Given task
Could you print all the entries exactly?

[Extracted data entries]
## START

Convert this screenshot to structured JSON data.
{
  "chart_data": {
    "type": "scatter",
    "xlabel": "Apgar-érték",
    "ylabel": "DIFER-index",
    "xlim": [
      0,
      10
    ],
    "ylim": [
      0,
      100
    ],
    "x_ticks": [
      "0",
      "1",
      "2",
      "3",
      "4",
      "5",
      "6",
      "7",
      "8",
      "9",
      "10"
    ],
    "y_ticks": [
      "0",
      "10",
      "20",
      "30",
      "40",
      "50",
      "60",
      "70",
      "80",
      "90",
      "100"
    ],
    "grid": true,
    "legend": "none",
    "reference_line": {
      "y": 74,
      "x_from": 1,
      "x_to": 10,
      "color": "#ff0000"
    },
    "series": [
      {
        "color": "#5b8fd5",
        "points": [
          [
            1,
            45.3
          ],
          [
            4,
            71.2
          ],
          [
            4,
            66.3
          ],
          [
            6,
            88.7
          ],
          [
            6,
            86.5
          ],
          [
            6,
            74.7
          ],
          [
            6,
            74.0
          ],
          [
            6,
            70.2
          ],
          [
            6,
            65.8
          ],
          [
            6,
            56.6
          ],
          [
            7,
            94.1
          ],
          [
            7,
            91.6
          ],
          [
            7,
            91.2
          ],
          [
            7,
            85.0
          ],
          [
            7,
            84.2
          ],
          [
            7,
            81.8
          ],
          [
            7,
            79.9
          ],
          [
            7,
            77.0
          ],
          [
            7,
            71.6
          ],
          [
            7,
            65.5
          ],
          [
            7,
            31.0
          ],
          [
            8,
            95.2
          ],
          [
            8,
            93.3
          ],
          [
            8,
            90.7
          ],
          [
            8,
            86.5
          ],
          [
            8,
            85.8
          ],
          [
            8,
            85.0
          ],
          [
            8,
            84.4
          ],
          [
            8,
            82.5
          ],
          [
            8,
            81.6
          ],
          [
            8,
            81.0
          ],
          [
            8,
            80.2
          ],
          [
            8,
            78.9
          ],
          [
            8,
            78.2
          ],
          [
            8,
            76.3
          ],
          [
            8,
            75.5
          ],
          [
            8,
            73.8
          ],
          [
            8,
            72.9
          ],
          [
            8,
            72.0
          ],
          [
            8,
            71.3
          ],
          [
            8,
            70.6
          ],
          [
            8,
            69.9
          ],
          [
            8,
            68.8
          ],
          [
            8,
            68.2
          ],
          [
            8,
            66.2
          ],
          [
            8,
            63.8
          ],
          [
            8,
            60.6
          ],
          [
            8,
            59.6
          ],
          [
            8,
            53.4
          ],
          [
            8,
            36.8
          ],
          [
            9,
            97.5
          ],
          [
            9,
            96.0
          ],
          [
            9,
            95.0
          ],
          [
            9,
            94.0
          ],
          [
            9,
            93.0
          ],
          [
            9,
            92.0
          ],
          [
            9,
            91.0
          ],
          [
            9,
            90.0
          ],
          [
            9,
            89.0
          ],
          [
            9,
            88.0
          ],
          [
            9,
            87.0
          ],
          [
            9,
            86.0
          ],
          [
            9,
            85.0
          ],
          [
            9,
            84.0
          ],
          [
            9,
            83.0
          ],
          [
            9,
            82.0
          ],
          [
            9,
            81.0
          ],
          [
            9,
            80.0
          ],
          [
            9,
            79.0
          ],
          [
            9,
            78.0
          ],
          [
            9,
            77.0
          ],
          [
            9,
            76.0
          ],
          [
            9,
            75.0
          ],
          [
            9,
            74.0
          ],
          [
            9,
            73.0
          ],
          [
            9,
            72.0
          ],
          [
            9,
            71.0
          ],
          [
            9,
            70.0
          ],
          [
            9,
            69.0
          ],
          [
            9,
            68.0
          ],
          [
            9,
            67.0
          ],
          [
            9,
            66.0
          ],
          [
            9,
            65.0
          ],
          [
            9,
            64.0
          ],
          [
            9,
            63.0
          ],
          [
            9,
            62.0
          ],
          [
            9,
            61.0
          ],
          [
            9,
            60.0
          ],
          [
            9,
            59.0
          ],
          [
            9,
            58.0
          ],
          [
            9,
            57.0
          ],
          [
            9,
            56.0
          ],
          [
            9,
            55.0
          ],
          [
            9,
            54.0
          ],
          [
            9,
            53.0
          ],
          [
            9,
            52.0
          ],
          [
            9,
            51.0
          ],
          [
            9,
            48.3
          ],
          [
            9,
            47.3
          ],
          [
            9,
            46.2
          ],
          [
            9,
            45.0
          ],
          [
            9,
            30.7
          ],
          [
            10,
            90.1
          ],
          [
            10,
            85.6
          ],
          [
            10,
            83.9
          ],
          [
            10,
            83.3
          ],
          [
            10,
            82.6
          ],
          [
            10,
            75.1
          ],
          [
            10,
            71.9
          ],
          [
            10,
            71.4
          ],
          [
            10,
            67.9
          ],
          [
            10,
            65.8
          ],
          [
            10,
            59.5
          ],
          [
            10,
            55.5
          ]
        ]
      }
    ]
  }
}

## END

Written response
Convert this screenshot to structured JSON data.
{
  "chart_data": {
    "type": "scatter",
    "xlabel": "Apgar-érték",
    "ylabel": "DIFER-index",
    "xlim": [
      0,
      10
    ],
    "ylim": [
      0,
      100
    ],
    "x_ticks": [
      "0",
      "1",
      "2",
      "3",
      "4",
      "5",
      "6",
      "7",
      "8",
      "9",
      "10"
    ],
    "y_ticks": [
      "0",
      "10",
      "20",
      "30",
      "40",
      "50",
      "60",
      "70",
      "80",
      "90",
      "100"
    ],
    "grid": true,
    "legend": "none",
    "reference_line": {
      "y": 74,
      "x_from": 1,
      "x_to": 10,
      "color": "#ff0000"
    },
    "series": [
      {
        "color": "#5b8fd5",
        "points": [
          [
            1,
            45.3
          ],
          [
            4,
            71.2
          ],
          [
            4,
            66.3
          ],
          [
            6,
            88.7
          ],
          [
            6,
            86.5
          ],
          [
            6,
            74.7
          ],
          [
            6,
            74.0
          ],
          [
            6,
            70.2
          ],
          [
            6,
            65.8
          ],
          [
            6,
            56.6
          ],
          [
            7,
            94.1
          ],
          [
            7,
            91.6
          ],
          [
            7,
            91.2
          ],
          [
            7,
            85.0
          ],
          [
            7,
            84.2
          ],
          [
            7,
            81.8
          ],
          [
            7,
            79.9
          ],
          [
            7,
            77.0
          ],
          [
            7,
            71.6
          ],
          [
            7,
            65.5
          ],
          [
            7,
            31.0
          ],
          [
            8,
            95.2
          ],
          [
            8,
            93.3
          ],
          [
            8,
            90.7
          ],
          [
            8,
            86.5
          ],
          [
            8,
            85.8
          ],
          [
            8,
            85.0
          ],
          [
            8,
            84.4
          ],
          [
            8,
            82.5
          ],
          [
            8,
            81.6
          ],
          [
            8,
            81.0
          ],
          [
            8,
            80.2
          ],
          [
            8,
            78.9
          ],
          [
            8,
            78.2
          ],
          [
            8,
            76.3
          ],
          [
            8,
            75.5
          ],
          [
            8,
            73.8
          ],
          [
            8,
            72.9
          ],
          [
            8,
            72.0
          ],
          [
            8,
            71.3
          ],
          [
            8,
            70.6
          ],
          [
            8,
            69.9
          ],
          [
            8,
            68.8
          ],
          [
            8,
            68.2
          ],
          [
            8,
            66.2
          ],
          [
            8,
            63.8
          ],
          [
            8,
            60.6
          ],
          [
            8,
            59.6
          ],
          [
            8,
            53.4
          ],
          [
            8,
            36.8
          ],
          [
            9,
            97.5
          ],
          [
            9,
            96.0
          ],
          [
            9,
            95.0
          ],
          [
            9,
            94.0
          ],
          [
            9,
            93.0
          ],
          [
            9,
            92.0
          ],
          [
            9,
            91.0
          ],
          [
            9,
            90.0
          ],
          [
            9,
            89.0
          ],
          [
            9,
            88.0
          ],
          [
            9,
            87.0
          ],
          [
            9,
            86.0
          ],
          [
            9,
            85.0
          ],
          [
            9,
            84.0
          ],
          [
            9,
            83.0
          ],
          [
            9,
            82.0
          ],
          [
            9,
            81.0
          ],
          [
            9,
            80.0
          ],
          [
            9,
            79.0
          ],
          [
            9,
            78.0
          ],
          [
            9,
            77.0
          ],
          [
            9,
            76.0
          ],
          [
            9,
            75.0
          ],
          [
            9,
            74.0
          ],
          [
            9,
            73.0
          ],
          [
            9,
            72.0
          ],
          [
            9,
            71.0
          ],
          [
            9,
            70.0
          ],
          [
            9,
            69.0
          ],
          [
            9,
            68.0
          ],
          [
            9,
            67.0
          ],
          [
            9,
            66.0
          ],
          [
            9,
            65.0
          ],
          [
            9,
            64.0
          ],
          [
            9,
            63.0
          ],
          [
            9,
            62.0
          ],
          [
            9,
            61.0
          ],
          [
            9,
            60.0
          ],
          [
            9,
            59.0
          ],
          [
            9,
            58.0
          ],
          [
            9,
            57.0
          ],
          [
            9,
            56.0
          ],
          [
            9,
            55.0
          ],
          [
            9,
            54.0
          ],
          [
            9,
            53.0
          ],
          [
            9,
            52.0
          ],
          [
            9,
            51.0
          ],
          [
            9,
            48.3
          ],
          [
            9,
            47.3
          ],
          [
            9,
            46.2
          ],
          [
            9,
            45.0
          ],
          [
            9,
            30.7
          ],
          [
            10,
            90.1
          ],
          [
            10,
            85.6
          ],
          [
            10,
            83.9
          ],
          [
            10,
            83.3
          ],
          [
            10,
            82.6
          ],
          [
            10,
            75.1
          ],
          [
            10,
            71.9
          ],
          [
            10,
            71.4
          ],
          [
            10,
            67.9
          ],
          [
            10,
            65.8
          ],
          [
            10,
            59.5
          ],
          [
            10,
            55.5
          ]
        ]
      }
    ]
  }
}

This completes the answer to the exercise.